Write out the entries verbatim and leave the images out of the copy.

**** Exercise data ****

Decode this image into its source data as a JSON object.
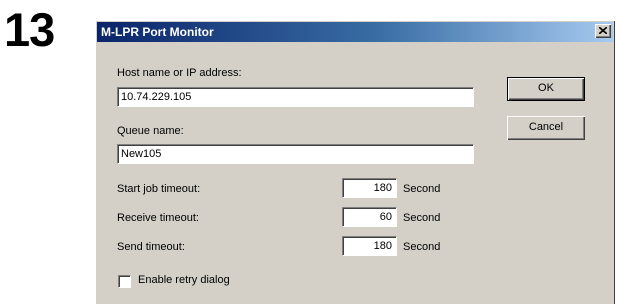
{
  "step": {
    "number": "13"
  },
  "dialog": {
    "title": "M-LPR Port Monitor",
    "close_icon": "close-x-icon"
  },
  "form": {
    "host_label": "Host name or IP address:",
    "host_value": "10.74.229.105",
    "queue_label": "Queue name:",
    "queue_value": "New105",
    "start_job_label": "Start job timeout:",
    "start_job_value": "180",
    "receive_label": "Receive timeout:",
    "receive_value": "60",
    "send_label": "Send timeout:",
    "send_value": "180",
    "unit": "Second",
    "retry_label": "Enable retry dialog",
    "retry_checked": false
  },
  "buttons": {
    "ok": "OK",
    "cancel": "Cancel"
  }
}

****

[Exercise solution]
Decode this image into its source data as a JSON object.
{
  "step": {
    "number": "13"
  },
  "dialog": {
    "title": "M-LPR Port Monitor",
    "close_icon": "close-x-icon"
  },
  "form": {
    "host_label": "Host name or IP address:",
    "host_value": "10.74.229.105",
    "queue_label": "Queue name:",
    "queue_value": "New105",
    "start_job_label": "Start job timeout:",
    "start_job_value": "180",
    "receive_label": "Receive timeout:",
    "receive_value": "60",
    "send_label": "Send timeout:",
    "send_value": "180",
    "unit": "Second",
    "retry_label": "Enable retry dialog",
    "retry_checked": false
  },
  "buttons": {
    "ok": "OK",
    "cancel": "Cancel"
  }
}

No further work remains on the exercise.